Input for this task start
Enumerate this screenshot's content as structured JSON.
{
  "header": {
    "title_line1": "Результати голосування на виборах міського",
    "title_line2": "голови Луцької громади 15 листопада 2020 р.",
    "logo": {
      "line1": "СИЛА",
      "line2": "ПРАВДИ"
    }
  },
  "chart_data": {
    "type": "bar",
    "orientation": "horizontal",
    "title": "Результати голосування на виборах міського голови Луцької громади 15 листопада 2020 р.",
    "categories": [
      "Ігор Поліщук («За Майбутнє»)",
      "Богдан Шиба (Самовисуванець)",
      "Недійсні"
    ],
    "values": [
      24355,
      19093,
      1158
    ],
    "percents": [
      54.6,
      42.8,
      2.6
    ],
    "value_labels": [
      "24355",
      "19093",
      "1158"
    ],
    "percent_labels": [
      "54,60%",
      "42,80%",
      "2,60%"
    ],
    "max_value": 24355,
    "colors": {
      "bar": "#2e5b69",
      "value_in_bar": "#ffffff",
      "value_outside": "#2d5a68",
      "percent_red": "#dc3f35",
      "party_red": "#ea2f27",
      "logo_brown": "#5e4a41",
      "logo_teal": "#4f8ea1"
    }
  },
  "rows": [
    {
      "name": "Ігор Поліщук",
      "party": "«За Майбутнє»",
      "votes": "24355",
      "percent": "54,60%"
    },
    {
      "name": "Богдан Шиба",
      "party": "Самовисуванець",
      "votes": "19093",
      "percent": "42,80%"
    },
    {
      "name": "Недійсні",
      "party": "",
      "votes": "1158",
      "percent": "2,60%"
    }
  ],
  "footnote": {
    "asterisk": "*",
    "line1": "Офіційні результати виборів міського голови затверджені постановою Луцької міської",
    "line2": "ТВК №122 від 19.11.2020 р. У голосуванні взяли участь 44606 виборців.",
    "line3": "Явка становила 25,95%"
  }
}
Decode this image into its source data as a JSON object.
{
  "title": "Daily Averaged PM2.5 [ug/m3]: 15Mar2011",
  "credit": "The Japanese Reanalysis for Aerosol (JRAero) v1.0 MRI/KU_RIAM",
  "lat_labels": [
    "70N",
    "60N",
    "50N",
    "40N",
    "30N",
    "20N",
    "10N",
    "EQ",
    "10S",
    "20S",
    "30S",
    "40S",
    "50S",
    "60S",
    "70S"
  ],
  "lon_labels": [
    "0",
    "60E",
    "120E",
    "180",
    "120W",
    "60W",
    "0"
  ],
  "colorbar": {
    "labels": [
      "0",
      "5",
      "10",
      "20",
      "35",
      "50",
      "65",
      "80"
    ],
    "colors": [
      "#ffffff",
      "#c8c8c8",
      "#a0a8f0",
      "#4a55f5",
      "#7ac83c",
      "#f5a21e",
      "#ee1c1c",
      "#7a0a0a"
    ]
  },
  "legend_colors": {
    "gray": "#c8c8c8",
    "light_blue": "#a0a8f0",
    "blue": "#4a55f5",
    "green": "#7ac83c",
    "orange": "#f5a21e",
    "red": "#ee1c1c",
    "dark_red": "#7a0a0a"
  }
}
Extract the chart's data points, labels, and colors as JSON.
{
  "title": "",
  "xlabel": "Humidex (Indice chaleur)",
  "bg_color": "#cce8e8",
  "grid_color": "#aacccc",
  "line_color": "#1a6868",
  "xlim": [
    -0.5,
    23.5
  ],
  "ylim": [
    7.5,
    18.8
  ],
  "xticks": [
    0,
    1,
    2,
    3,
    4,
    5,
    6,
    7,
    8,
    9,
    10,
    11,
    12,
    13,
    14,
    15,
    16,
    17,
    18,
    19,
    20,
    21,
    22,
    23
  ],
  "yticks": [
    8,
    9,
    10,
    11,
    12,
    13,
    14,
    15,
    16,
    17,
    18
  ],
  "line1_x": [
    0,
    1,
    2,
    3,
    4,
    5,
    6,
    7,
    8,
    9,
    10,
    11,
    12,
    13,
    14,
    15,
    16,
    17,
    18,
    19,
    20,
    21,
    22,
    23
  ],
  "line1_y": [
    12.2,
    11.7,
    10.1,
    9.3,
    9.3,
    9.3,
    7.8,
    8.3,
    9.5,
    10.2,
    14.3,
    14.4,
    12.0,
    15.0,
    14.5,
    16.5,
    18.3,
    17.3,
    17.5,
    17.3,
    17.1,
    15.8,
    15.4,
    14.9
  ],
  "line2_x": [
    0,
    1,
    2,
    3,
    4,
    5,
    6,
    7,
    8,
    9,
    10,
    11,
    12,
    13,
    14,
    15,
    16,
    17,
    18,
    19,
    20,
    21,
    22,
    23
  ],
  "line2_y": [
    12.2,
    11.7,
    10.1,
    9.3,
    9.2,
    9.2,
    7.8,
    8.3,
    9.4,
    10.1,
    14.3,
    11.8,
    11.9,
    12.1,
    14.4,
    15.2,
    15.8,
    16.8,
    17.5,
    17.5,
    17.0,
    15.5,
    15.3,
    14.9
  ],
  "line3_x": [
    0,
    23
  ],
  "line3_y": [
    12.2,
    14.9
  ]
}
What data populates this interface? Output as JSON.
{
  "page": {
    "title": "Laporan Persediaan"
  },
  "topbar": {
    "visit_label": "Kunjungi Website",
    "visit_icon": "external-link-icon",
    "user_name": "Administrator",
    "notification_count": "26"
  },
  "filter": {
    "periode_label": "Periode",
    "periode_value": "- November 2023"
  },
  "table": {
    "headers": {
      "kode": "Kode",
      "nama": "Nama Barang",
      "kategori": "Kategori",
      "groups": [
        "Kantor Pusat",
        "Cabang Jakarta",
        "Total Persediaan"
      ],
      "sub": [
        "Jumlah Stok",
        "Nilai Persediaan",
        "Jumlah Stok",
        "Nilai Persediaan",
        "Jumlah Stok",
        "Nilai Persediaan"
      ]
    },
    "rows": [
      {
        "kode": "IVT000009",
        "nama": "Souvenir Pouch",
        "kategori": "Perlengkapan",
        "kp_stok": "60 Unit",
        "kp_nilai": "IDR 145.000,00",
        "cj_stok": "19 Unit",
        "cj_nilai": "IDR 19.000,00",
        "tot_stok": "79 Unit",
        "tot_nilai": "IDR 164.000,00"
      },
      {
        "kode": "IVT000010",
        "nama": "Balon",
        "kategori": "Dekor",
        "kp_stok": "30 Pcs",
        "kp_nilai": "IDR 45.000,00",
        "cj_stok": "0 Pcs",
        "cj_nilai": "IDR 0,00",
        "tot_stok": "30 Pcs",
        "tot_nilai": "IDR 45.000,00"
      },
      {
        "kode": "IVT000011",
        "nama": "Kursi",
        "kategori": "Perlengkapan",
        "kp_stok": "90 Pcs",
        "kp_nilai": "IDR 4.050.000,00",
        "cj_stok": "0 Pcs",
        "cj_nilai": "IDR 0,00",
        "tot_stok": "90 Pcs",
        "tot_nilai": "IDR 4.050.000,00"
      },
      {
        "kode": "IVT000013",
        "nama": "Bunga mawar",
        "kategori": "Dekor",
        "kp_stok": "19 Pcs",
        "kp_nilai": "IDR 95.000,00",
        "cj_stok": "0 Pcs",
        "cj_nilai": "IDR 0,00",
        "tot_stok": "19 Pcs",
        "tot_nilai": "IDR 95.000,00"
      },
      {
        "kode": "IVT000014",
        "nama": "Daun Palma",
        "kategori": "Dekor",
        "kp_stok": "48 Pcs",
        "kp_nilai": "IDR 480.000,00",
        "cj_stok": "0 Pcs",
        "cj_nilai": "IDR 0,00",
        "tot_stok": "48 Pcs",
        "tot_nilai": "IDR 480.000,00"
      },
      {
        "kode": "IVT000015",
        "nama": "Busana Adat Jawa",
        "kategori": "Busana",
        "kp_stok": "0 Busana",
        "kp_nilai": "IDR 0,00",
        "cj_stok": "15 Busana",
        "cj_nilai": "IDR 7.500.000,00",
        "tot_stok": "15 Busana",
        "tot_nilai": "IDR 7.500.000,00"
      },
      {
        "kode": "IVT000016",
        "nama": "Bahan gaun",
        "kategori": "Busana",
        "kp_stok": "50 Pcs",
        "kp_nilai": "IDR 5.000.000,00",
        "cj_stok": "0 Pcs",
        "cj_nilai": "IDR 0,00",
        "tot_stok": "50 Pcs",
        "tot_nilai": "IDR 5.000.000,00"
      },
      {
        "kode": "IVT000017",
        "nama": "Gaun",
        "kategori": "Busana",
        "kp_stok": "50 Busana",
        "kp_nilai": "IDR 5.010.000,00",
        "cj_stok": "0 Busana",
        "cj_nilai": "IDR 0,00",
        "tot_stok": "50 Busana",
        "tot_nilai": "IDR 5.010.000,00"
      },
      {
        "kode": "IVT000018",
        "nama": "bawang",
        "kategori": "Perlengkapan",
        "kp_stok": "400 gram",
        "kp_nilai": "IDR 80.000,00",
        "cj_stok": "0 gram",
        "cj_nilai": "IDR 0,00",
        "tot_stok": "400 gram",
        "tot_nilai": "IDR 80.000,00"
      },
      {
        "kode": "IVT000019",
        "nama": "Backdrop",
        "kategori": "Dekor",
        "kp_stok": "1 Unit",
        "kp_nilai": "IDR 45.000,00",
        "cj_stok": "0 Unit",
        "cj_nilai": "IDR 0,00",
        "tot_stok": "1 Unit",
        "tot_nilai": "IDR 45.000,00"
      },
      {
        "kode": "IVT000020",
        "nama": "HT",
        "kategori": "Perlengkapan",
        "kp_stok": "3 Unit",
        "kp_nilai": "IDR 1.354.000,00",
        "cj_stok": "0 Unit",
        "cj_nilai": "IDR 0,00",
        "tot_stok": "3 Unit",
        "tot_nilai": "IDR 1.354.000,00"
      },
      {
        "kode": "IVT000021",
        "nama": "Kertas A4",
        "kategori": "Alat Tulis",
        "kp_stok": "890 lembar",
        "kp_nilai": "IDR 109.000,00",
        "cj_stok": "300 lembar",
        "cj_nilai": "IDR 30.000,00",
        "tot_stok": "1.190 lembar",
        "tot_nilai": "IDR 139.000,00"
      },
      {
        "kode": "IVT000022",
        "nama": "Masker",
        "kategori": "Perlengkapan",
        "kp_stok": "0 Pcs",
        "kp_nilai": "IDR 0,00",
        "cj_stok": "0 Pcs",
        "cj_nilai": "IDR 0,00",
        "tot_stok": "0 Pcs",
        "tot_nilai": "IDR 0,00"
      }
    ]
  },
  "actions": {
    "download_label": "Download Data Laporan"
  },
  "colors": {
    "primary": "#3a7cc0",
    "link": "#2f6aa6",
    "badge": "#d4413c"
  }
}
Input for this task end
What this task involves = Pick out each line containing the string "gram" and copy it.

Task solution =
        "kp_stok": "400 gram",
        "cj_stok": "0 gram",
        "tot_stok": "400 gram",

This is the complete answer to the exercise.